Data entries:
===

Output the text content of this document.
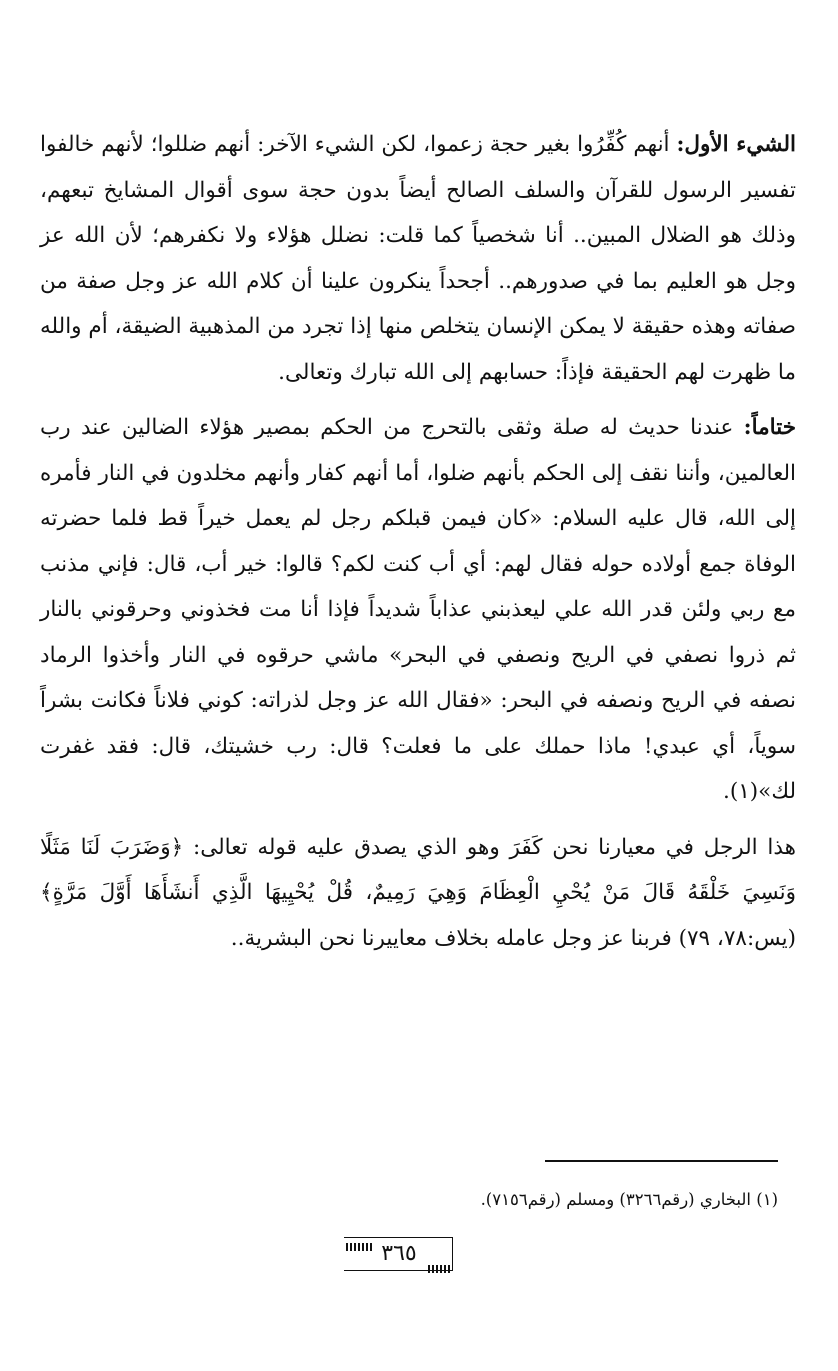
الشيء الأول: أنهم كُفِّرُوا بغير حجة زعموا، لكن الشيء الآخر: أنهم ضللوا؛ لأنهم خالفوا تفسير الرسول للقرآن والسلف الصالح أيضاً بدون حجة سوى أقوال المشايخ تبعهم، وذلك هو الضلال المبين.. أنا شخصياً كما قلت: نضلل هؤلاء ولا نكفرهم؛ لأن الله عز وجل هو العليم بما في صدورهم.. أجحداً ينكرون علينا أن كلام الله عز وجل صفة من صفاته وهذه حقيقة لا يمكن الإنسان يتخلص منها إذا تجرد من المذهبية الضيقة، أم والله ما ظهرت لهم الحقيقة فإذاً: حسابهم إلى الله تبارك وتعالى.

ختاماً: عندنا حديث له صلة وثقى بالتحرج من الحكم بمصير هؤلاء الضالين عند رب العالمين، وأننا نقف إلى الحكم بأنهم ضلوا، أما أنهم كفار وأنهم مخلدون في النار فأمره إلى الله، قال عليه السلام: «كان فيمن قبلكم رجل لم يعمل خيراً قط فلما حضرته الوفاة جمع أولاده حوله فقال لهم: أي أب كنت لكم؟ قالوا: خير أب، قال: فإني مذنب مع ربي ولئن قدر الله علي ليعذبني عذاباً شديداً فإذا أنا مت فخذوني وحرقوني بالنار ثم ذروا نصفي في الريح ونصفي في البحر» ماشي حرقوه في النار وأخذوا الرماد نصفه في الريح ونصفه في البحر: «فقال الله عز وجل لذراته: كوني فلاناً فكانت بشراً سوياً، أي عبدي! ماذا حملك على ما فعلت؟ قال: رب خشيتك، قال: فقد غفرت لك»(١).

هذا الرجل في معيارنا نحن كَفَرَ وهو الذي يصدق عليه قوله تعالى: ﴿وَضَرَبَ لَنَا مَثَلًا وَنَسِيَ خَلْقَهُ قَالَ مَنْ يُحْيِ الْعِظَامَ وَهِيَ رَمِيمٌ، قُلْ يُحْيِيهَا الَّذِي أَنشَأَهَا أَوَّلَ مَرَّةٍ﴾(يس:٧٨، ٧٩) فربنا عز وجل عامله بخلاف معاييرنا نحن البشرية..

(١) البخاري (رقم٣٢٦٦) ومسلم (رقم٧١٥٦).
٣٦٥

===

THE PROBLEM:
Exactly as written, return every line of the listing, but not the pictures.

ANSWER BELOW:
Output the text content of this document.
الشيء الأول: أنهم كُفِّرُوا بغير حجة زعموا، لكن الشيء الآخر: أنهم ضللوا؛ لأنهم خالفوا تفسير الرسول للقرآن والسلف الصالح أيضاً بدون حجة سوى أقوال المشايخ تبعهم، وذلك هو الضلال المبين.. أنا شخصياً كما قلت: نضلل هؤلاء ولا نكفرهم؛ لأن الله عز وجل هو العليم بما في صدورهم.. أجحداً ينكرون علينا أن كلام الله عز وجل صفة من صفاته وهذه حقيقة لا يمكن الإنسان يتخلص منها إذا تجرد من المذهبية الضيقة، أم والله ما ظهرت لهم الحقيقة فإذاً: حسابهم إلى الله تبارك وتعالى.

ختاماً: عندنا حديث له صلة وثقى بالتحرج من الحكم بمصير هؤلاء الضالين عند رب العالمين، وأننا نقف إلى الحكم بأنهم ضلوا، أما أنهم كفار وأنهم مخلدون في النار فأمره إلى الله، قال عليه السلام: «كان فيمن قبلكم رجل لم يعمل خيراً قط فلما حضرته الوفاة جمع أولاده حوله فقال لهم: أي أب كنت لكم؟ قالوا: خير أب، قال: فإني مذنب مع ربي ولئن قدر الله علي ليعذبني عذاباً شديداً فإذا أنا مت فخذوني وحرقوني بالنار ثم ذروا نصفي في الريح ونصفي في البحر» ماشي حرقوه في النار وأخذوا الرماد نصفه في الريح ونصفه في البحر: «فقال الله عز وجل لذراته: كوني فلاناً فكانت بشراً سوياً، أي عبدي! ماذا حملك على ما فعلت؟ قال: رب خشيتك، قال: فقد غفرت لك»(١).

هذا الرجل في معيارنا نحن كَفَرَ وهو الذي يصدق عليه قوله تعالى: ﴿وَضَرَبَ لَنَا مَثَلًا وَنَسِيَ خَلْقَهُ قَالَ مَنْ يُحْيِ الْعِظَامَ وَهِيَ رَمِيمٌ، قُلْ يُحْيِيهَا الَّذِي أَنشَأَهَا أَوَّلَ مَرَّةٍ﴾(يس:٧٨، ٧٩) فربنا عز وجل عامله بخلاف معاييرنا نحن البشرية..

(١) البخاري (رقم٣٢٦٦) ومسلم (رقم٧١٥٦).
٣٦٥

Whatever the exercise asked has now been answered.